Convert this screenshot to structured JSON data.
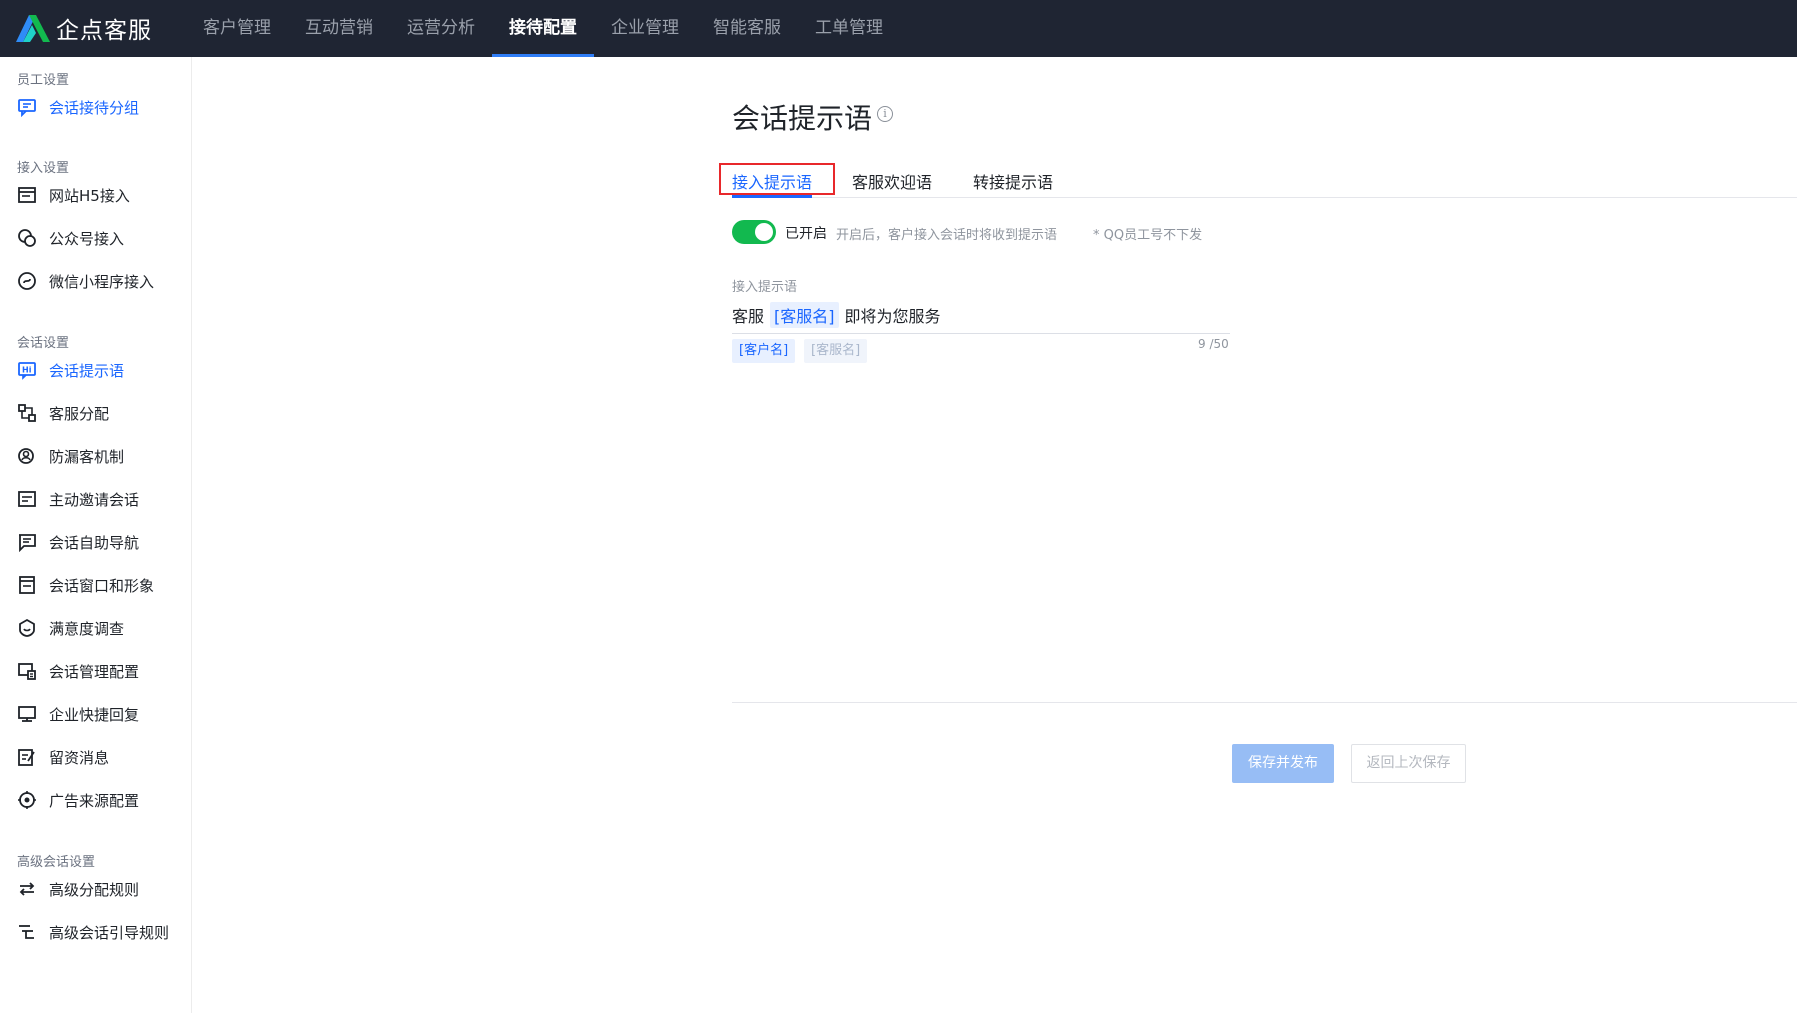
{
  "brand": {
    "name": "企点客服"
  },
  "nav": [
    {
      "label": "客户管理",
      "active": false
    },
    {
      "label": "互动营销",
      "active": false
    },
    {
      "label": "运营分析",
      "active": false
    },
    {
      "label": "接待配置",
      "active": true
    },
    {
      "label": "企业管理",
      "active": false
    },
    {
      "label": "智能客服",
      "active": false
    },
    {
      "label": "工单管理",
      "active": false
    }
  ],
  "sidebar": {
    "groups": [
      {
        "title": "员工设置",
        "items": [
          "会话接待分组"
        ]
      },
      {
        "title": "接入设置",
        "items": [
          "网站H5接入",
          "公众号接入",
          "微信小程序接入"
        ]
      },
      {
        "title": "会话设置",
        "items": [
          "会话提示语",
          "客服分配",
          "防漏客机制",
          "主动邀请会话",
          "会话自助导航",
          "会话窗口和形象",
          "满意度调查",
          "会话管理配置",
          "企业快捷回复",
          "留资消息",
          "广告来源配置"
        ]
      },
      {
        "title": "高级会话设置",
        "items": [
          "高级分配规则",
          "高级会话引导规则"
        ]
      }
    ],
    "active_item": "会话提示语"
  },
  "main": {
    "title": "会话提示语",
    "info_glyph": "i",
    "tabs": [
      {
        "label": "接入提示语",
        "active": true
      },
      {
        "label": "客服欢迎语",
        "active": false
      },
      {
        "label": "转接提示语",
        "active": false
      }
    ],
    "toggle": {
      "state": "on",
      "label": "已开启",
      "hint": "开启后，客户接入会话时将收到提示语",
      "note": "* QQ员工号不下发"
    },
    "field": {
      "label": "接入提示语",
      "prefix": "客服",
      "tag": "[客服名]",
      "suffix": "即将为您服务",
      "counter": "9 /50"
    },
    "chips": [
      {
        "label": "[客户名]",
        "enabled": true
      },
      {
        "label": "[客服名]",
        "enabled": false
      }
    ],
    "buttons": {
      "save": "保存并发布",
      "revert": "返回上次保存"
    }
  },
  "colors": {
    "topbar": "#1f2533",
    "accent": "#1a66ff",
    "toggle_on": "#12b94f",
    "highlight": "#e8282b"
  }
}
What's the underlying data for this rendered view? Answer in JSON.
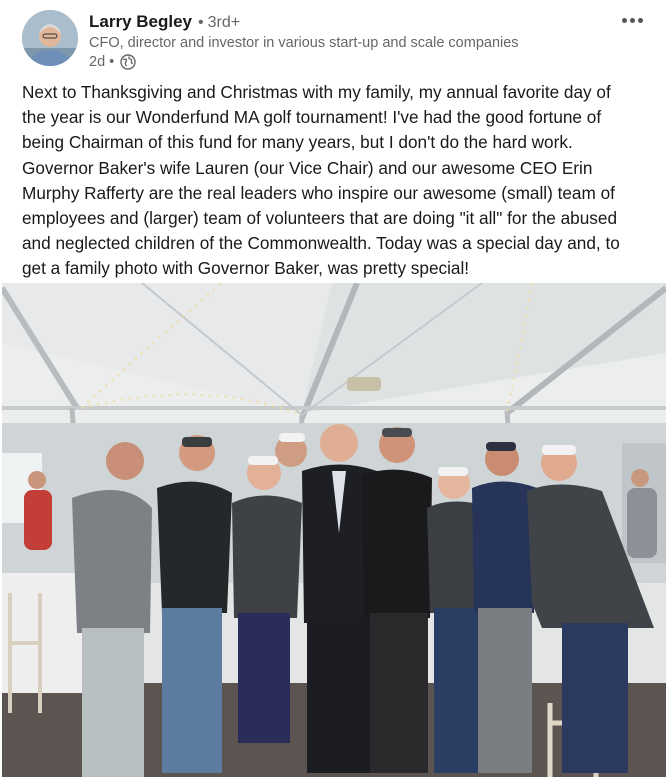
{
  "post": {
    "author": {
      "name": "Larry Begley",
      "separator": "•",
      "degree": "3rd+",
      "headline": "CFO, director and investor in various start-up and scale companies",
      "avatar_icon": "profile-photo"
    },
    "meta": {
      "time": "2d",
      "separator": "•",
      "visibility_icon": "globe-icon"
    },
    "more_icon": "ellipsis-icon",
    "body": "Next to Thanksgiving and Christmas with my family, my annual favorite day of\nthe year is our Wonderfund MA golf tournament! I've had the good fortune of\nbeing Chairman of this fund for many years, but I don't do the hard work.\nGovernor Baker's wife Lauren (our Vice Chair) and our awesome CEO Erin\nMurphy Rafferty are the real leaders who inspire our awesome (small) team of\nemployees and (larger) team of volunteers that are doing \"it all\" for the abused\nand neglected children of the Commonwealth. Today was a special day and, to\nget a family photo with Governor Baker, was pretty special!",
    "image": {
      "subject": "group-photo-under-event-tent",
      "people_count": 10
    }
  },
  "colors": {
    "name": "#191919",
    "secondary": "#666666",
    "body": "#191919"
  }
}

## [Task instructions]
Each line from the one that contains "What's the underlying" to the end of the listing must be quoted exactly; no other line and no picture belongs in the copy.

## [Result of the exercise]
What's the underlying data for this rendered view? Answer in JSON.
{
  "post": {
    "author": {
      "name": "Larry Begley",
      "separator": "•",
      "degree": "3rd+",
      "headline": "CFO, director and investor in various start-up and scale companies",
      "avatar_icon": "profile-photo"
    },
    "meta": {
      "time": "2d",
      "separator": "•",
      "visibility_icon": "globe-icon"
    },
    "more_icon": "ellipsis-icon",
    "body": "Next to Thanksgiving and Christmas with my family, my annual favorite day of\nthe year is our Wonderfund MA golf tournament! I've had the good fortune of\nbeing Chairman of this fund for many years, but I don't do the hard work.\nGovernor Baker's wife Lauren (our Vice Chair) and our awesome CEO Erin\nMurphy Rafferty are the real leaders who inspire our awesome (small) team of\nemployees and (larger) team of volunteers that are doing \"it all\" for the abused\nand neglected children of the Commonwealth. Today was a special day and, to\nget a family photo with Governor Baker, was pretty special!",
    "image": {
      "subject": "group-photo-under-event-tent",
      "people_count": 10
    }
  },
  "colors": {
    "name": "#191919",
    "secondary": "#666666",
    "body": "#191919"
  }
}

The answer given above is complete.